Reproduce the records word for word, starting at the line that contains "UI element localization: list" and continuing through the line that contains "y-tick-label: −1 (719, 282, 729, 291)", with both of those lines included.

:: Extracted records

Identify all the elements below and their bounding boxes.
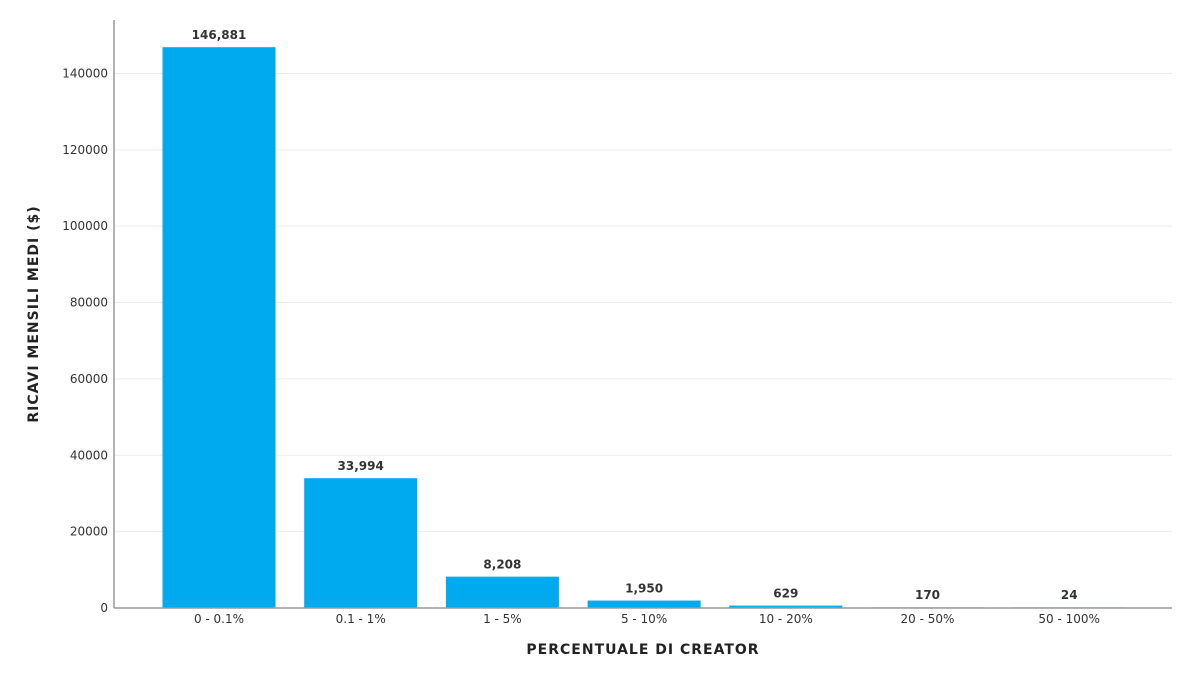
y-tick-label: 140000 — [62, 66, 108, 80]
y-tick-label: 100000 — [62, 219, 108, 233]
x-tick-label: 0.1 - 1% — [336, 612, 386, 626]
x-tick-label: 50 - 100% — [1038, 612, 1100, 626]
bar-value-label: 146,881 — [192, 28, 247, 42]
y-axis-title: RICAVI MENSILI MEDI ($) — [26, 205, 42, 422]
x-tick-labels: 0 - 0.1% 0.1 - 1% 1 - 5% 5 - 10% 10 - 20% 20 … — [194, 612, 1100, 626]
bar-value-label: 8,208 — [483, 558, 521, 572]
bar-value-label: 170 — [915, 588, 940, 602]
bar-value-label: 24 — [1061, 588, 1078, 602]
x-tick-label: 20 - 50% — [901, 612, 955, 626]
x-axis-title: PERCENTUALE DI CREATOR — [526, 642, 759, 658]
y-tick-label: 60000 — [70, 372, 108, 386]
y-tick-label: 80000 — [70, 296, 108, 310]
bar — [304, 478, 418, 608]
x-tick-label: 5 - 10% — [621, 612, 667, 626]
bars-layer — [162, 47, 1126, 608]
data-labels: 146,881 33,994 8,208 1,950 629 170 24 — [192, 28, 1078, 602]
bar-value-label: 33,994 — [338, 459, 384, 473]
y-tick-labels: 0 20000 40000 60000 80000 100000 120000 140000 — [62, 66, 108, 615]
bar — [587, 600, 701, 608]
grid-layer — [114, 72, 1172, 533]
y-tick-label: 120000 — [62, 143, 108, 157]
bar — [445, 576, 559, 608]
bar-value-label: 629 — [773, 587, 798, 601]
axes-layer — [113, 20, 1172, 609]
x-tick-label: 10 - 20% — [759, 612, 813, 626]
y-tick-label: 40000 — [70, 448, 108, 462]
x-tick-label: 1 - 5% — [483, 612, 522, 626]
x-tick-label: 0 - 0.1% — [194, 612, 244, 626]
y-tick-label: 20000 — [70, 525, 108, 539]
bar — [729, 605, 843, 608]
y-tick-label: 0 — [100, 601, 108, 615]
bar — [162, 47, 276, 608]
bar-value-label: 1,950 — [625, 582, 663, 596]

::::
:: Extracted records

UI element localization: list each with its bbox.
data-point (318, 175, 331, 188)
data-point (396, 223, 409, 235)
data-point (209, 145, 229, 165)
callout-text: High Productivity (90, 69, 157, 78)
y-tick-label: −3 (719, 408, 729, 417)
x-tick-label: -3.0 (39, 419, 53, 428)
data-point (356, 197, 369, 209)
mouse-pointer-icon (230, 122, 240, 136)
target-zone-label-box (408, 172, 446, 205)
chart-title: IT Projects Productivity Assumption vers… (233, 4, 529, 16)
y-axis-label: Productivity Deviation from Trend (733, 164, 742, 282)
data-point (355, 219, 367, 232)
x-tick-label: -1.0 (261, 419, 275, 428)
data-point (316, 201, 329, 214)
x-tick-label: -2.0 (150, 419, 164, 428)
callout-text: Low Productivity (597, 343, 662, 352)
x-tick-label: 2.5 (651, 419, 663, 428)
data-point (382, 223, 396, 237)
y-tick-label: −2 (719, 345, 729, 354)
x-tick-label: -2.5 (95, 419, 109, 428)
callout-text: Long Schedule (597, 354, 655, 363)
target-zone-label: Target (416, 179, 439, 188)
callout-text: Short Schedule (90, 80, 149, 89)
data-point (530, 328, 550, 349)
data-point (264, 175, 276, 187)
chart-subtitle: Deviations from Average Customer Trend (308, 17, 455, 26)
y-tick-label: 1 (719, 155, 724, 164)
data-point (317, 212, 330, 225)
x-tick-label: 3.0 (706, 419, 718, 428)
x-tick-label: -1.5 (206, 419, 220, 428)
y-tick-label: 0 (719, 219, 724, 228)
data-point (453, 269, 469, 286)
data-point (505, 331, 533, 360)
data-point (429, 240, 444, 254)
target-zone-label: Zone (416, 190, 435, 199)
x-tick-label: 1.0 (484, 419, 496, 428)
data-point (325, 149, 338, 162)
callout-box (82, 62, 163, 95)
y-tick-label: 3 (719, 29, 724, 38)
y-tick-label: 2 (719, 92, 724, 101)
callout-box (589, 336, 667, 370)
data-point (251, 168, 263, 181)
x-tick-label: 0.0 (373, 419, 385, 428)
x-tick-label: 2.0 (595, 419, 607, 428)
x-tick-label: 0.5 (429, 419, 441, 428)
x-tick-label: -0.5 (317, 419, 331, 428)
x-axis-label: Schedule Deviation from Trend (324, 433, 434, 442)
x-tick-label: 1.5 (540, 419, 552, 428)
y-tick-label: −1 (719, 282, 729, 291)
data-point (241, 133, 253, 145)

::::

◆ **Response to the task**
UI element localization: list each with its bbox.
data-point (318, 175, 331, 188)
data-point (396, 223, 409, 235)
data-point (209, 145, 229, 165)
callout-text: High Productivity (90, 69, 157, 78)
y-tick-label: −3 (719, 408, 729, 417)
x-tick-label: -3.0 (39, 419, 53, 428)
data-point (356, 197, 369, 209)
mouse-pointer-icon (230, 122, 240, 136)
target-zone-label-box (408, 172, 446, 205)
chart-title: IT Projects Productivity Assumption vers… (233, 4, 529, 16)
y-axis-label: Productivity Deviation from Trend (733, 164, 742, 282)
data-point (355, 219, 367, 232)
x-tick-label: -1.0 (261, 419, 275, 428)
data-point (316, 201, 329, 214)
x-tick-label: -2.0 (150, 419, 164, 428)
callout-text: Low Productivity (597, 343, 662, 352)
x-tick-label: 2.5 (651, 419, 663, 428)
data-point (382, 223, 396, 237)
y-tick-label: −2 (719, 345, 729, 354)
x-tick-label: -2.5 (95, 419, 109, 428)
callout-text: Long Schedule (597, 354, 655, 363)
target-zone-label: Target (416, 179, 439, 188)
callout-text: Short Schedule (90, 80, 149, 89)
data-point (530, 328, 550, 349)
data-point (264, 175, 276, 187)
chart-subtitle: Deviations from Average Customer Trend (308, 17, 455, 26)
y-tick-label: 1 (719, 155, 724, 164)
data-point (317, 212, 330, 225)
x-tick-label: 3.0 (706, 419, 718, 428)
x-tick-label: -1.5 (206, 419, 220, 428)
y-tick-label: 0 (719, 219, 724, 228)
data-point (453, 269, 469, 286)
data-point (505, 331, 533, 360)
data-point (429, 240, 444, 254)
target-zone-label: Zone (416, 190, 435, 199)
x-tick-label: 1.0 (484, 419, 496, 428)
data-point (325, 149, 338, 162)
callout-box (82, 62, 163, 95)
y-tick-label: 3 (719, 29, 724, 38)
y-tick-label: 2 (719, 92, 724, 101)
callout-box (589, 336, 667, 370)
data-point (251, 168, 263, 181)
x-tick-label: 0.0 (373, 419, 385, 428)
x-tick-label: 2.0 (595, 419, 607, 428)
x-tick-label: 0.5 (429, 419, 441, 428)
x-tick-label: -0.5 (317, 419, 331, 428)
x-axis-label: Schedule Deviation from Trend (324, 433, 434, 442)
x-tick-label: 1.5 (540, 419, 552, 428)
y-tick-label: −1 (719, 282, 729, 291)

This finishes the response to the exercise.